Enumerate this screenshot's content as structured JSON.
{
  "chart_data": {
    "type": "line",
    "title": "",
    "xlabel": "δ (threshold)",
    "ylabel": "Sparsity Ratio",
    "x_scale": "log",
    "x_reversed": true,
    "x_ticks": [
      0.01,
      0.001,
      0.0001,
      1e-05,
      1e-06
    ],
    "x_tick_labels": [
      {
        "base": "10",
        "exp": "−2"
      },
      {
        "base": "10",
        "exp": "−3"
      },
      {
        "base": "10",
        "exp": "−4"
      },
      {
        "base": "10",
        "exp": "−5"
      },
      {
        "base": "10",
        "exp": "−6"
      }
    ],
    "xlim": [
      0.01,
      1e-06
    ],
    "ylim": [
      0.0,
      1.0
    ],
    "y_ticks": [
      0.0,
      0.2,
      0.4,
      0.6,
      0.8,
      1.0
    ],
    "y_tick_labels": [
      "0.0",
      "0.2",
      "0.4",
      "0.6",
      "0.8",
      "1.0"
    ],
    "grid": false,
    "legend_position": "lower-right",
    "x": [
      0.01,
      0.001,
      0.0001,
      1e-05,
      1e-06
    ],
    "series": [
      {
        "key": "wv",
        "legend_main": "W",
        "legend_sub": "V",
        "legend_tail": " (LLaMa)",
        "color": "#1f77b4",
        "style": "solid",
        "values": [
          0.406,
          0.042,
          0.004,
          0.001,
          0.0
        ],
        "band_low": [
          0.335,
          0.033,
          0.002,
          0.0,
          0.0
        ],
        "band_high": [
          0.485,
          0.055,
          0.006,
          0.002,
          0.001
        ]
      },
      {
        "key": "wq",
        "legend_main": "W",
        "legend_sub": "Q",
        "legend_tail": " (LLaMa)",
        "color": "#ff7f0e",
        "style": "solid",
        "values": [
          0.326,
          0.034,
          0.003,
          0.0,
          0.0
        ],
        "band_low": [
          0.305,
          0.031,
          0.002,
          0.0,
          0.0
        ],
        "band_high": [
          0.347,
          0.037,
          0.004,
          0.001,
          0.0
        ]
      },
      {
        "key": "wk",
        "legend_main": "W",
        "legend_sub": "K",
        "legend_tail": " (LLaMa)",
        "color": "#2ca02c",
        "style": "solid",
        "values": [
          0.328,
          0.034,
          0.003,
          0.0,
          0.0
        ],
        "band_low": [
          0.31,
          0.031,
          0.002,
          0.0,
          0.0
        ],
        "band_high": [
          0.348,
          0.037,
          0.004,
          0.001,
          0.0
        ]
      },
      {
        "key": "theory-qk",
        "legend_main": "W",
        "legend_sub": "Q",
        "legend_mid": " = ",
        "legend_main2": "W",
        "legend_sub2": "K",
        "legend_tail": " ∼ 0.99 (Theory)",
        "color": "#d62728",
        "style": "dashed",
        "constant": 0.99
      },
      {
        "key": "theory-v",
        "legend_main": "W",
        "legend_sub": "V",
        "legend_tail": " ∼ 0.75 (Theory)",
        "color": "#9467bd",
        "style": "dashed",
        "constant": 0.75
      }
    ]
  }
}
• • •
TASK INSTRUCTIONS> Restate the listing above word for word.

RESULT OF THE TASK>
Enumerate this screenshot's content as structured JSON.
{
  "chart_data": {
    "type": "line",
    "title": "",
    "xlabel": "δ (threshold)",
    "ylabel": "Sparsity Ratio",
    "x_scale": "log",
    "x_reversed": true,
    "x_ticks": [
      0.01,
      0.001,
      0.0001,
      1e-05,
      1e-06
    ],
    "x_tick_labels": [
      {
        "base": "10",
        "exp": "−2"
      },
      {
        "base": "10",
        "exp": "−3"
      },
      {
        "base": "10",
        "exp": "−4"
      },
      {
        "base": "10",
        "exp": "−5"
      },
      {
        "base": "10",
        "exp": "−6"
      }
    ],
    "xlim": [
      0.01,
      1e-06
    ],
    "ylim": [
      0.0,
      1.0
    ],
    "y_ticks": [
      0.0,
      0.2,
      0.4,
      0.6,
      0.8,
      1.0
    ],
    "y_tick_labels": [
      "0.0",
      "0.2",
      "0.4",
      "0.6",
      "0.8",
      "1.0"
    ],
    "grid": false,
    "legend_position": "lower-right",
    "x": [
      0.01,
      0.001,
      0.0001,
      1e-05,
      1e-06
    ],
    "series": [
      {
        "key": "wv",
        "legend_main": "W",
        "legend_sub": "V",
        "legend_tail": " (LLaMa)",
        "color": "#1f77b4",
        "style": "solid",
        "values": [
          0.406,
          0.042,
          0.004,
          0.001,
          0.0
        ],
        "band_low": [
          0.335,
          0.033,
          0.002,
          0.0,
          0.0
        ],
        "band_high": [
          0.485,
          0.055,
          0.006,
          0.002,
          0.001
        ]
      },
      {
        "key": "wq",
        "legend_main": "W",
        "legend_sub": "Q",
        "legend_tail": " (LLaMa)",
        "color": "#ff7f0e",
        "style": "solid",
        "values": [
          0.326,
          0.034,
          0.003,
          0.0,
          0.0
        ],
        "band_low": [
          0.305,
          0.031,
          0.002,
          0.0,
          0.0
        ],
        "band_high": [
          0.347,
          0.037,
          0.004,
          0.001,
          0.0
        ]
      },
      {
        "key": "wk",
        "legend_main": "W",
        "legend_sub": "K",
        "legend_tail": " (LLaMa)",
        "color": "#2ca02c",
        "style": "solid",
        "values": [
          0.328,
          0.034,
          0.003,
          0.0,
          0.0
        ],
        "band_low": [
          0.31,
          0.031,
          0.002,
          0.0,
          0.0
        ],
        "band_high": [
          0.348,
          0.037,
          0.004,
          0.001,
          0.0
        ]
      },
      {
        "key": "theory-qk",
        "legend_main": "W",
        "legend_sub": "Q",
        "legend_mid": " = ",
        "legend_main2": "W",
        "legend_sub2": "K",
        "legend_tail": " ∼ 0.99 (Theory)",
        "color": "#d62728",
        "style": "dashed",
        "constant": 0.99
      },
      {
        "key": "theory-v",
        "legend_main": "W",
        "legend_sub": "V",
        "legend_tail": " ∼ 0.75 (Theory)",
        "color": "#9467bd",
        "style": "dashed",
        "constant": 0.75
      }
    ]
  }
}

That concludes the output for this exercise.